» **Exercise**
Please update the data from the line with "heatmap-cell (516, 652, 534, 698)" up to and including the line with "annotation-cell (381, 541, 399, 547)" by changing "point" to "marker" and leaving everything else as it is. Return only those lines.

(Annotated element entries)
__________

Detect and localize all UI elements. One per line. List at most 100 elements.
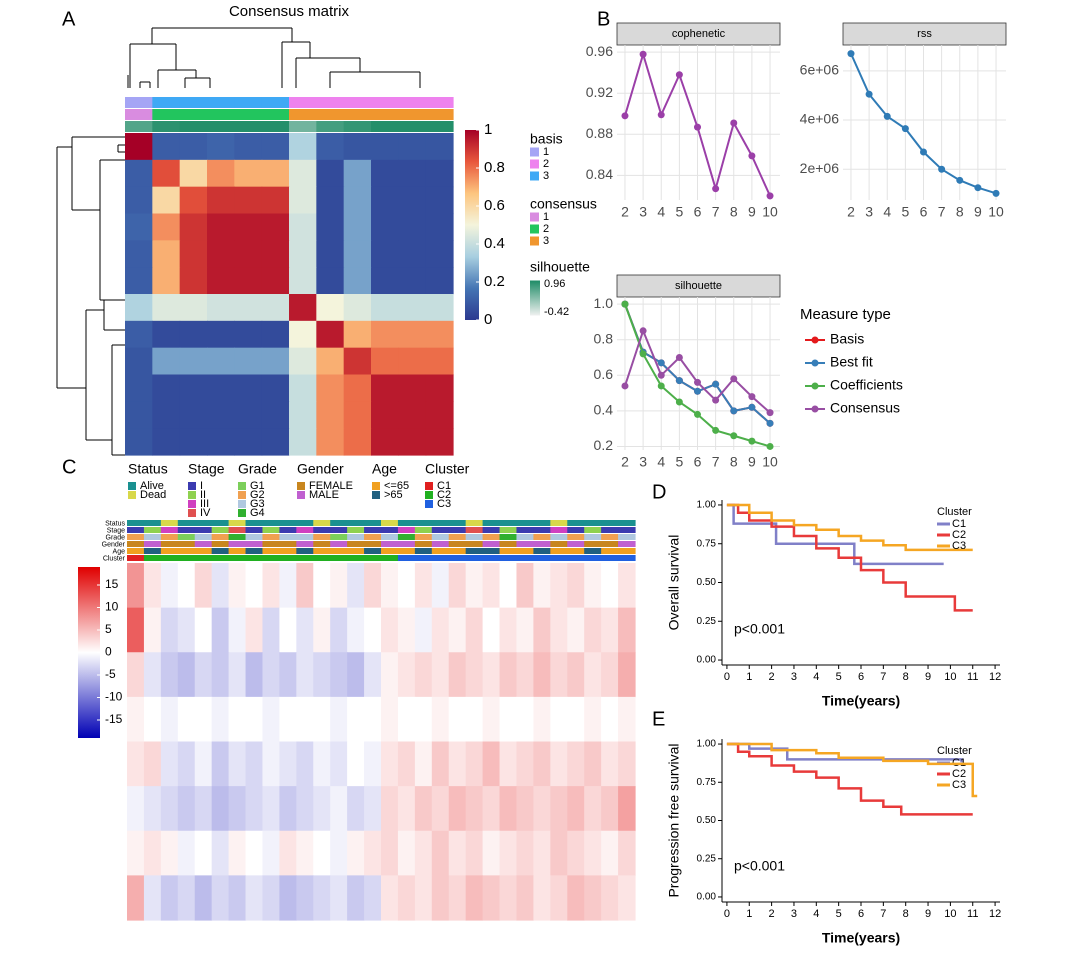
heatmap-cell (516, 652, 534, 698)
annotation-cell (343, 109, 372, 120)
point (621, 382, 629, 390)
annotation-cell (316, 109, 345, 120)
point (938, 165, 946, 173)
annotation-cell (364, 534, 382, 540)
heatmap-cell (143, 875, 162, 921)
heatmap-cell (125, 133, 153, 161)
heatmap-cell (431, 830, 450, 876)
legend-label: C2 (952, 529, 966, 541)
annotation-cell (414, 520, 433, 526)
heatmap-cell (152, 213, 181, 241)
annotation-cell (533, 555, 551, 561)
heatmap-cell (228, 563, 247, 609)
annotation-cell (160, 541, 179, 547)
x-tick-label: 1 (746, 908, 752, 920)
annotation-cell (194, 555, 213, 561)
point (766, 419, 774, 427)
legend-label: III (200, 498, 209, 510)
x-tick-label: 1 (746, 671, 752, 683)
heatmap-cell (533, 696, 551, 743)
x-tick-label: 5 (836, 671, 842, 683)
heatmap-cell (516, 875, 534, 921)
heatmap-cell (143, 652, 162, 698)
annotation-cell (296, 555, 314, 561)
annotation-track-label: Cluster (103, 555, 126, 562)
annotation-cell (194, 527, 213, 533)
x-tick-label: 12 (989, 671, 1001, 683)
annotation-cell (584, 548, 602, 554)
heatmap-cell (316, 133, 345, 161)
annotation-cell (245, 541, 264, 547)
heatmap-cell (584, 875, 602, 921)
point (621, 112, 629, 120)
legend-swatch (530, 159, 539, 169)
annotation-cell (296, 534, 314, 540)
annotation-cell (234, 121, 263, 132)
annotation-cell (465, 548, 484, 554)
heatmap-cell (152, 159, 181, 188)
annotation-cell (381, 541, 399, 547)
x-tick-label: 7 (880, 908, 886, 920)
annotation-cell (127, 541, 145, 547)
heatmap-cell (431, 786, 450, 832)
heatmap-cell (343, 347, 372, 376)
heatmap-cell (550, 652, 568, 698)
heatmap-cell (516, 607, 534, 653)
chart-title: Consensus matrix (229, 3, 350, 20)
colorbar-label: 0.6 (484, 197, 505, 214)
heatmap-cell (289, 401, 317, 429)
annotation-cell (262, 534, 280, 540)
legend-label: G1 (250, 480, 265, 492)
heatmap-cell (618, 696, 636, 743)
heatmap-cell (601, 741, 619, 787)
legend-label: C3 (952, 540, 966, 552)
annotation-cell (313, 548, 331, 554)
x-tick-label: 0 (724, 908, 730, 920)
heatmap-cell (211, 652, 230, 698)
annotation-cell (618, 527, 636, 533)
annotation-cell (567, 520, 585, 526)
annotation-cell (125, 121, 153, 132)
heatmap-cell (211, 563, 230, 609)
point (694, 123, 702, 131)
x-tick-label: 6 (694, 204, 702, 220)
heatmap-cell (448, 875, 467, 921)
annotation-cell (125, 109, 153, 120)
heatmap-cell (343, 294, 372, 322)
heatmap-cell (371, 347, 399, 376)
heatmap-cell (179, 401, 208, 429)
annotation-cell (152, 121, 181, 132)
heatmap-cell (601, 875, 619, 921)
annotation-cell (143, 534, 162, 540)
heatmap-cell (179, 428, 208, 456)
heatmap-cell (316, 186, 345, 215)
annotation-track-label: Stage (107, 527, 125, 534)
legend-swatch (128, 482, 136, 490)
heatmap-cell (177, 696, 196, 743)
colorbar (530, 280, 540, 316)
heatmap-cell (261, 133, 290, 161)
heatmap-cell (398, 240, 427, 268)
heatmap-cell (465, 696, 484, 743)
annotation-cell (313, 520, 331, 526)
x-tick-label: 3 (791, 908, 797, 920)
legend-swatch (238, 491, 246, 499)
annotation: p<0.001 (734, 858, 785, 874)
annotation-cell (533, 541, 551, 547)
heatmap-cell (482, 607, 501, 653)
heatmap-cell (431, 563, 450, 609)
annotation-cell (448, 548, 467, 554)
legend-label: C3 (437, 498, 451, 510)
point (865, 90, 873, 98)
legend-swatch (811, 359, 819, 367)
heatmap-cell (234, 428, 263, 456)
heatmap-cell (245, 830, 264, 876)
heatmap-cell (179, 133, 208, 161)
annotation-cell (160, 527, 179, 533)
heatmap-cell (207, 133, 235, 161)
annotation-cell (550, 548, 568, 554)
annotation-cell (279, 534, 297, 540)
legend-title: silhouette (530, 259, 590, 275)
annotation-cell (364, 548, 382, 554)
heatmap-cell (207, 320, 235, 349)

__________

» **Result of the task**
heatmap-cell (516, 652, 534, 698)
annotation-cell (343, 109, 372, 120)
marker (621, 382, 629, 390)
annotation-cell (316, 109, 345, 120)
marker (938, 165, 946, 173)
annotation-cell (364, 534, 382, 540)
heatmap-cell (143, 875, 162, 921)
heatmap-cell (125, 133, 153, 161)
heatmap-cell (431, 830, 450, 876)
legend-label: C2 (952, 529, 966, 541)
annotation-cell (414, 520, 433, 526)
heatmap-cell (152, 213, 181, 241)
annotation-cell (533, 555, 551, 561)
heatmap-cell (228, 563, 247, 609)
annotation-cell (160, 541, 179, 547)
x-tick-label: 1 (746, 908, 752, 920)
annotation-cell (194, 555, 213, 561)
marker (766, 419, 774, 427)
legend-label: III (200, 498, 209, 510)
x-tick-label: 1 (746, 671, 752, 683)
heatmap-cell (533, 696, 551, 743)
x-tick-label: 5 (836, 671, 842, 683)
heatmap-cell (516, 875, 534, 921)
heatmap-cell (143, 652, 162, 698)
annotation-cell (296, 555, 314, 561)
annotation-track-label: Cluster (103, 555, 126, 562)
annotation-cell (194, 527, 213, 533)
x-tick-label: 12 (989, 671, 1001, 683)
annotation-cell (584, 548, 602, 554)
heatmap-cell (316, 133, 345, 161)
annotation-cell (245, 541, 264, 547)
heatmap-cell (584, 875, 602, 921)
marker (621, 112, 629, 120)
legend-swatch (530, 159, 539, 169)
annotation-cell (296, 534, 314, 540)
annotation-cell (234, 121, 263, 132)
annotation-cell (465, 548, 484, 554)
heatmap-cell (152, 159, 181, 188)
annotation-cell (381, 541, 399, 547)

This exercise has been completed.